Task directions
Reproduce every entry exactly.

Dataset

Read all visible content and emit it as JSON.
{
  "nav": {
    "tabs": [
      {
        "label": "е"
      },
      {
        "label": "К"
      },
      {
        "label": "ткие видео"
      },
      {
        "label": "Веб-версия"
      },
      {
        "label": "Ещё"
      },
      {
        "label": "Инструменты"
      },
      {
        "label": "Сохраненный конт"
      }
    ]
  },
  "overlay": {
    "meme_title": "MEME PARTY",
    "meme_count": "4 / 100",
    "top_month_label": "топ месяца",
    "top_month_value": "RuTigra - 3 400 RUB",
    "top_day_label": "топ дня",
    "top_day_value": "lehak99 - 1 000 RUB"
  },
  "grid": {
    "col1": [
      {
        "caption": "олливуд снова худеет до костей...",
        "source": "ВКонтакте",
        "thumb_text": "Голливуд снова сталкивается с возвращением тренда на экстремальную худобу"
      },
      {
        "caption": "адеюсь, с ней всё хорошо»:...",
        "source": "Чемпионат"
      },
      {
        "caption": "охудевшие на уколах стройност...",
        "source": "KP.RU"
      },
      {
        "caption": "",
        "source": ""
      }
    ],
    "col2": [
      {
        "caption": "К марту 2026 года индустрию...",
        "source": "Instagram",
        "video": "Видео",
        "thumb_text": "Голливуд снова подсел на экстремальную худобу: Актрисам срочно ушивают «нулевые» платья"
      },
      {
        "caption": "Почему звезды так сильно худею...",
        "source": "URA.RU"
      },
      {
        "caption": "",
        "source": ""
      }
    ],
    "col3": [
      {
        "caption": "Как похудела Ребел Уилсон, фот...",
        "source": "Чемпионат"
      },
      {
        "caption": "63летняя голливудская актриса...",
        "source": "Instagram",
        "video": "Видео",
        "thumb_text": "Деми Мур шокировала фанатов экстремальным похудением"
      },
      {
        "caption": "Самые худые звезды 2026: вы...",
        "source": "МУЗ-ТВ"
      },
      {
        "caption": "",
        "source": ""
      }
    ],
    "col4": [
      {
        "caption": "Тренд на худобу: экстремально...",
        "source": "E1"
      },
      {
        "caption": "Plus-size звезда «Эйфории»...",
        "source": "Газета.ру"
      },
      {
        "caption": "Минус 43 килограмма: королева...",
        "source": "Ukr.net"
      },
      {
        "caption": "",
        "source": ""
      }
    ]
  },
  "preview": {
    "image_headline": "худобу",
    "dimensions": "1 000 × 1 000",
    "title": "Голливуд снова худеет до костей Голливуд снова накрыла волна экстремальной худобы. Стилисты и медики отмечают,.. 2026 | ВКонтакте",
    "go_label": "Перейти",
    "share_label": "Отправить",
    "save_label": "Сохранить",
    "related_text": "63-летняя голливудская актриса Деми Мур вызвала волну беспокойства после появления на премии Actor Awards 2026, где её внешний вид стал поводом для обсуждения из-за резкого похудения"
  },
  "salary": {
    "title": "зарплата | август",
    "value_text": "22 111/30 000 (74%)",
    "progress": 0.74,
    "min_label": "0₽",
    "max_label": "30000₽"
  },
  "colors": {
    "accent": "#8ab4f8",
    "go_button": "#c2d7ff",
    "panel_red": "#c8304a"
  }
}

Answer to this task
Read all visible content and emit it as JSON.
{
  "nav": {
    "tabs": [
      {
        "label": "е"
      },
      {
        "label": "К"
      },
      {
        "label": "ткие видео"
      },
      {
        "label": "Веб-версия"
      },
      {
        "label": "Ещё"
      },
      {
        "label": "Инструменты"
      },
      {
        "label": "Сохраненный конт"
      }
    ]
  },
  "overlay": {
    "meme_title": "MEME PARTY",
    "meme_count": "4 / 100",
    "top_month_label": "топ месяца",
    "top_month_value": "RuTigra - 3 400 RUB",
    "top_day_label": "топ дня",
    "top_day_value": "lehak99 - 1 000 RUB"
  },
  "grid": {
    "col1": [
      {
        "caption": "олливуд снова худеет до костей...",
        "source": "ВКонтакте",
        "thumb_text": "Голливуд снова сталкивается с возвращением тренда на экстремальную худобу"
      },
      {
        "caption": "адеюсь, с ней всё хорошо»:...",
        "source": "Чемпионат"
      },
      {
        "caption": "охудевшие на уколах стройност...",
        "source": "KP.RU"
      },
      {
        "caption": "",
        "source": ""
      }
    ],
    "col2": [
      {
        "caption": "К марту 2026 года индустрию...",
        "source": "Instagram",
        "video": "Видео",
        "thumb_text": "Голливуд снова подсел на экстремальную худобу: Актрисам срочно ушивают «нулевые» платья"
      },
      {
        "caption": "Почему звезды так сильно худею...",
        "source": "URA.RU"
      },
      {
        "caption": "",
        "source": ""
      }
    ],
    "col3": [
      {
        "caption": "Как похудела Ребел Уилсон, фот...",
        "source": "Чемпионат"
      },
      {
        "caption": "63летняя голливудская актриса...",
        "source": "Instagram",
        "video": "Видео",
        "thumb_text": "Деми Мур шокировала фанатов экстремальным похудением"
      },
      {
        "caption": "Самые худые звезды 2026: вы...",
        "source": "МУЗ-ТВ"
      },
      {
        "caption": "",
        "source": ""
      }
    ],
    "col4": [
      {
        "caption": "Тренд на худобу: экстремально...",
        "source": "E1"
      },
      {
        "caption": "Plus-size звезда «Эйфории»...",
        "source": "Газета.ру"
      },
      {
        "caption": "Минус 43 килограмма: королева...",
        "source": "Ukr.net"
      },
      {
        "caption": "",
        "source": ""
      }
    ]
  },
  "preview": {
    "image_headline": "худобу",
    "dimensions": "1 000 × 1 000",
    "title": "Голливуд снова худеет до костей Голливуд снова накрыла волна экстремальной худобы. Стилисты и медики отмечают,.. 2026 | ВКонтакте",
    "go_label": "Перейти",
    "share_label": "Отправить",
    "save_label": "Сохранить",
    "related_text": "63-летняя голливудская актриса Деми Мур вызвала волну беспокойства после появления на премии Actor Awards 2026, где её внешний вид стал поводом для обсуждения из-за резкого похудения"
  },
  "salary": {
    "title": "зарплата | август",
    "value_text": "22 111/30 000 (74%)",
    "progress": 0.74,
    "min_label": "0₽",
    "max_label": "30000₽"
  },
  "colors": {
    "accent": "#8ab4f8",
    "go_button": "#c2d7ff",
    "panel_red": "#c8304a"
  }
}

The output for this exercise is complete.